TASK DESCRIPTION: Copy out every line that contains the word "lentelėje".

AVAILABLE RECORDS:
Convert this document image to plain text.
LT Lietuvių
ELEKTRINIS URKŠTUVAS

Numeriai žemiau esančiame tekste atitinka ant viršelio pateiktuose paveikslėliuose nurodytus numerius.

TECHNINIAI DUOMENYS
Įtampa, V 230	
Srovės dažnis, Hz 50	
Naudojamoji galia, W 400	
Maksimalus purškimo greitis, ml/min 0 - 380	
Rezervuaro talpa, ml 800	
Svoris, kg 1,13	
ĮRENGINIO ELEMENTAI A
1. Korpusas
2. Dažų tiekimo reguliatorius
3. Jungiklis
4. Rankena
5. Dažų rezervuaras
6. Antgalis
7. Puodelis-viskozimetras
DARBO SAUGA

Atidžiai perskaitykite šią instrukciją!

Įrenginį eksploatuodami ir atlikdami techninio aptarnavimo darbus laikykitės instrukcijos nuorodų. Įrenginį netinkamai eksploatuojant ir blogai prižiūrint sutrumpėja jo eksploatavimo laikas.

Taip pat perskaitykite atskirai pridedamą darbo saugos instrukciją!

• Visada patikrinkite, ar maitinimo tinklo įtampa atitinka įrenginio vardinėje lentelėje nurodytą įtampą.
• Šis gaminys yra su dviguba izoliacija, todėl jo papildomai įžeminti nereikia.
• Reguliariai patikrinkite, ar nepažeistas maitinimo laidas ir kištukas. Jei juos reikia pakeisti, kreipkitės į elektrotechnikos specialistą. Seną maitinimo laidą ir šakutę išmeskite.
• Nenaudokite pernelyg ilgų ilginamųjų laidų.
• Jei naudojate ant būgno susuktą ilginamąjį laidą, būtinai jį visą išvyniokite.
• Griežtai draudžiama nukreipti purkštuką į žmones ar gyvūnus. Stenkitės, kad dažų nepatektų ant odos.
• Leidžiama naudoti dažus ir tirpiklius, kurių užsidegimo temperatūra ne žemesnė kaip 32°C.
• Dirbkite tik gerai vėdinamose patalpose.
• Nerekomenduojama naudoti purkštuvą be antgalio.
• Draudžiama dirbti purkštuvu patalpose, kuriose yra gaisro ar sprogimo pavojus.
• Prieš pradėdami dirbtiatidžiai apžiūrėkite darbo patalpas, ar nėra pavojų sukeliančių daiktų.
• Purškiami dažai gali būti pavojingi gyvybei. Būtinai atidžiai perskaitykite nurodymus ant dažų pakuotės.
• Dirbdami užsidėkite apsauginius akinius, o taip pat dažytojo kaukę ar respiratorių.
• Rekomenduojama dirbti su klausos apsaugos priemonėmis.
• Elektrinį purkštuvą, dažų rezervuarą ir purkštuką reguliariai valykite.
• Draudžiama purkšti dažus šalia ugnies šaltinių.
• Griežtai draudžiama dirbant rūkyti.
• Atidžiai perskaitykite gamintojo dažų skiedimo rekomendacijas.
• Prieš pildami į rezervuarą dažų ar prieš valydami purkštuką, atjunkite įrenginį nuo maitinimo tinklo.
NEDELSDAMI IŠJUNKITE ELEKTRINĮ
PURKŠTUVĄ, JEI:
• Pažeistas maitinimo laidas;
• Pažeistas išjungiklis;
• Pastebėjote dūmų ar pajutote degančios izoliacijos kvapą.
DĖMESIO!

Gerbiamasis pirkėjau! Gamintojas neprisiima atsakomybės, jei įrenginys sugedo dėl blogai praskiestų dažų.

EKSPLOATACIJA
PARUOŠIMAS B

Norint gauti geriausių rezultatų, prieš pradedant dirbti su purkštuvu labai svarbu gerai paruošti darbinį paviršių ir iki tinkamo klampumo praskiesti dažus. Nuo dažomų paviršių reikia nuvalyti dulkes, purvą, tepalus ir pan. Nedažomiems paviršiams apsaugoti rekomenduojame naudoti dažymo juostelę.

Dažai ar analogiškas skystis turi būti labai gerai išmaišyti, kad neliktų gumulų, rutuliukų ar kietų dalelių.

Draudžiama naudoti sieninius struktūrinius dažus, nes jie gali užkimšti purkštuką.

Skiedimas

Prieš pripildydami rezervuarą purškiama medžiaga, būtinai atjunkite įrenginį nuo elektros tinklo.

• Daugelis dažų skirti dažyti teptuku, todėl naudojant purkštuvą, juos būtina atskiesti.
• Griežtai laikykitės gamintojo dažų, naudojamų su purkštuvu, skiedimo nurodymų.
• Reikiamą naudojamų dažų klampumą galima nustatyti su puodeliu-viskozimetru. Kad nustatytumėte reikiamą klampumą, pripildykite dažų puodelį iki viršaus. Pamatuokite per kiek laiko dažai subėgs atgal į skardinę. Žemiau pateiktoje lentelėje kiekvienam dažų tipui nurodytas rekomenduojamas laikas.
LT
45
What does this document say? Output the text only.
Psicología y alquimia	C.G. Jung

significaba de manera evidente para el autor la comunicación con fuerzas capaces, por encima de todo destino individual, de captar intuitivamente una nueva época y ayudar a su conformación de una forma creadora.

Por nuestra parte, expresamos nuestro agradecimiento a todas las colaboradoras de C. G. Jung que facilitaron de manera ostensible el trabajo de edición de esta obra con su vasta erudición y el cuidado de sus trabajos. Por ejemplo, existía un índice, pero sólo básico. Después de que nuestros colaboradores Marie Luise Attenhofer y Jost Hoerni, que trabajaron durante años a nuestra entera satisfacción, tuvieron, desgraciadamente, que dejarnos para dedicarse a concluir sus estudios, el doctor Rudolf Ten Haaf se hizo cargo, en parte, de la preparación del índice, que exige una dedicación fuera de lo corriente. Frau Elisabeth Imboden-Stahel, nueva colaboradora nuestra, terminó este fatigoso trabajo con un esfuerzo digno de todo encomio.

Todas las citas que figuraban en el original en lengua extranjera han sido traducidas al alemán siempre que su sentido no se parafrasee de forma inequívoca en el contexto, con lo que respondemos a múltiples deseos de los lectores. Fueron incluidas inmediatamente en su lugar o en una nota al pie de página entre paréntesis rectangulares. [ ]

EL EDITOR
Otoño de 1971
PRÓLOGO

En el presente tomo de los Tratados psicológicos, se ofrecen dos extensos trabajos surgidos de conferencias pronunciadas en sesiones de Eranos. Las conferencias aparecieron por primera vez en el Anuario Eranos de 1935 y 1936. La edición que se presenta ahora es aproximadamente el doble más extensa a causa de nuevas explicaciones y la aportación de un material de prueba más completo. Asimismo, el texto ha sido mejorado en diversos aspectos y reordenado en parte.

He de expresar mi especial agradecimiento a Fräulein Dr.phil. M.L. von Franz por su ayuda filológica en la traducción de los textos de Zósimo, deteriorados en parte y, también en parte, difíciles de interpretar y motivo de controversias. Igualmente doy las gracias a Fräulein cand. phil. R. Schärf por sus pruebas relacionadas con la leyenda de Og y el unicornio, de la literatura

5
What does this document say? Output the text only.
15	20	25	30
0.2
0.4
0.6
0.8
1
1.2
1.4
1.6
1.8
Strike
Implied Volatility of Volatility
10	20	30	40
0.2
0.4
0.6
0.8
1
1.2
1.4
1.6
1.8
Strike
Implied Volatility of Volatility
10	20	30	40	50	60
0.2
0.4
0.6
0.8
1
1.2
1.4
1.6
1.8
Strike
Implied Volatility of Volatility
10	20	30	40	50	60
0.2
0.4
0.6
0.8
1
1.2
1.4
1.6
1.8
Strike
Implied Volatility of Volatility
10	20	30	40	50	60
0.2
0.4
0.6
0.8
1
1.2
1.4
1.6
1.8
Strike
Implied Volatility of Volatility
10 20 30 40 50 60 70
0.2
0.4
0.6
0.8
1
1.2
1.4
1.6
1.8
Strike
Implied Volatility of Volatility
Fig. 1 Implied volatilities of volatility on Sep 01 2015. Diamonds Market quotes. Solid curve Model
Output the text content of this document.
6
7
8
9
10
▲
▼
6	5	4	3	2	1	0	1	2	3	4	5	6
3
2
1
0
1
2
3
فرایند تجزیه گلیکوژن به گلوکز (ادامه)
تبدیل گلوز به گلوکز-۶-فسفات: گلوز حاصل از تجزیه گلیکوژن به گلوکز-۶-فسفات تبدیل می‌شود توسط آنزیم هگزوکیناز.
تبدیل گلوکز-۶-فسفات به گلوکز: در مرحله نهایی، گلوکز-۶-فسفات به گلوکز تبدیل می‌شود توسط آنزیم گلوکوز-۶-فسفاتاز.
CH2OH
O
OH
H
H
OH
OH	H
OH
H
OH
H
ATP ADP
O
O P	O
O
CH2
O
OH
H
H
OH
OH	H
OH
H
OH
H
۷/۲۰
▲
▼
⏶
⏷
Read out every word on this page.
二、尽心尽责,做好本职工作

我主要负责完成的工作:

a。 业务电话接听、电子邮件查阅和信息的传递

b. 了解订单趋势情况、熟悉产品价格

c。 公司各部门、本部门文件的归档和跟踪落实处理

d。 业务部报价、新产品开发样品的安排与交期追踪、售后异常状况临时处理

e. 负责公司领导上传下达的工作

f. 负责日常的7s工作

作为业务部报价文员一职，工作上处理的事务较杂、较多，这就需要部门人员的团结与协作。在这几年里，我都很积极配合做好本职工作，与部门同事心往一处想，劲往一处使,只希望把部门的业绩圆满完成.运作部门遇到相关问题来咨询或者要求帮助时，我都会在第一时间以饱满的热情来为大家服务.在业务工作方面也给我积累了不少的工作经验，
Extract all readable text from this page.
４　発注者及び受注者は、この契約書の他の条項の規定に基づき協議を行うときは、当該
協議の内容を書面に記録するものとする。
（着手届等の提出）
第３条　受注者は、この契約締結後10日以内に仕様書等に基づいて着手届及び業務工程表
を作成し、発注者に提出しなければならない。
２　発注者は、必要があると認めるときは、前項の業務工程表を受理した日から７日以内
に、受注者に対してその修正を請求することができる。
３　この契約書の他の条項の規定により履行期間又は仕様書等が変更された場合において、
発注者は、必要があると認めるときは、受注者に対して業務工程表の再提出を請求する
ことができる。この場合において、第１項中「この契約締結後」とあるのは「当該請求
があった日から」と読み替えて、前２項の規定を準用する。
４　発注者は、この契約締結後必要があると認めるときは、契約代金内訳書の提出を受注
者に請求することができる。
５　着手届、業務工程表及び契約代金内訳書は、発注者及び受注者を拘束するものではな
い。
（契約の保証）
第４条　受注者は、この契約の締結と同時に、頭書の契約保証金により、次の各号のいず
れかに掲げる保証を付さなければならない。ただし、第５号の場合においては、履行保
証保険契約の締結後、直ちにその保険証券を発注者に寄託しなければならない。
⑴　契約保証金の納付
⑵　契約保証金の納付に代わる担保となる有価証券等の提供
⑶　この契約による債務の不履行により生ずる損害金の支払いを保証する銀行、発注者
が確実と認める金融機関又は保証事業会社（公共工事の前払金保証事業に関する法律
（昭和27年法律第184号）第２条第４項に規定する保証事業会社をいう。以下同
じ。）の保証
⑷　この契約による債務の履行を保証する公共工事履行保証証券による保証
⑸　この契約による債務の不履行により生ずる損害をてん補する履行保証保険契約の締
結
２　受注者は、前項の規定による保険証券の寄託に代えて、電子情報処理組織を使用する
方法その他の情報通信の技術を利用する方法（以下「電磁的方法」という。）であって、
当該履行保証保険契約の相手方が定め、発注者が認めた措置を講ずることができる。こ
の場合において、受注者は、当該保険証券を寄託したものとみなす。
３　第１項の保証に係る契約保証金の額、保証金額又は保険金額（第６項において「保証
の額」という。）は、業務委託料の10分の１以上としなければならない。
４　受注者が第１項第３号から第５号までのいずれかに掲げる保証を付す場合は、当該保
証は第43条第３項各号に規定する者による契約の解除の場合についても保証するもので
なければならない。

EXPECTED ANSWER:
• Visada patikrinkite, ar maitinimo tinklo įtampa atitinka įrenginio vardinėje lentelėje nurodytą įtampą.
• Reikiamą naudojamų dažų klampumą galima nustatyti su puodeliu-viskozimetru. Kad nustatytumėte reikiamą klampumą, pripildykite dažų puodelį iki viršaus. Pamatuokite per kiek laiko dažai subėgs atgal į skardinę. Žemiau pateiktoje lentelėje kiekvienam dažų tipui nurodytas rekomenduojamas laikas.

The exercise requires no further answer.